Problem description - What lines of the data include the string "девка"? Copy them all.

Exercise data -
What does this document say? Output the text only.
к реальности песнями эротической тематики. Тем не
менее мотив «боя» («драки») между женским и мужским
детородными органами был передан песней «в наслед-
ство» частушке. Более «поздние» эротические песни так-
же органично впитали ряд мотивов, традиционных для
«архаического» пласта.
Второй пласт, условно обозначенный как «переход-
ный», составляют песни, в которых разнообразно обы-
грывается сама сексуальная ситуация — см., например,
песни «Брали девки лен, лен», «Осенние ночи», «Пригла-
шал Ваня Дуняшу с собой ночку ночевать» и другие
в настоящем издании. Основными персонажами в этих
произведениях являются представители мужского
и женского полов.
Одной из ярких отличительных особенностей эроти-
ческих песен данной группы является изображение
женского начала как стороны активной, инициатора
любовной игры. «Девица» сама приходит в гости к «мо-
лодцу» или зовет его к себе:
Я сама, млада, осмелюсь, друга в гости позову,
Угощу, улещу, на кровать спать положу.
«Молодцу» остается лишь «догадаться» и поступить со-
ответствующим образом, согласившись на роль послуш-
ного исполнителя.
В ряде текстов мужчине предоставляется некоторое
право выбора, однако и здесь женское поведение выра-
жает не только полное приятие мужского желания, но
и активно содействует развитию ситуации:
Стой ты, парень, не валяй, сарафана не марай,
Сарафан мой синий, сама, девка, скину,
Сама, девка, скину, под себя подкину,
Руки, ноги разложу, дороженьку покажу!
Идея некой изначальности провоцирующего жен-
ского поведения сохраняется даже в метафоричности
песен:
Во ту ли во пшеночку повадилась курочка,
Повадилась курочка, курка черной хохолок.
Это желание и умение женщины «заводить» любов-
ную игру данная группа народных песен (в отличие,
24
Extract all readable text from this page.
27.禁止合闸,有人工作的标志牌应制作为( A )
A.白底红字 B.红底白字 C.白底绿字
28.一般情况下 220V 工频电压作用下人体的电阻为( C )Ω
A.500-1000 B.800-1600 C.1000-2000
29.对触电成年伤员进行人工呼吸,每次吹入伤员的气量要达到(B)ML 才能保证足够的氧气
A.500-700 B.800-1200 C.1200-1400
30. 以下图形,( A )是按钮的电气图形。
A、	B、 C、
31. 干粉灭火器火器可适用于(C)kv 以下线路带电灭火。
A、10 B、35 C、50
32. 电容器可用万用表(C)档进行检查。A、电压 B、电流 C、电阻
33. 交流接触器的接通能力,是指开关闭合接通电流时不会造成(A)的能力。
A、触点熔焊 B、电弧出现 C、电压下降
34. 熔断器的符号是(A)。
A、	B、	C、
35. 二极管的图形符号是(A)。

Result below -
Сарафан мой синий, сама, девка, скину,
Сама, девка, скину, под себя подкину,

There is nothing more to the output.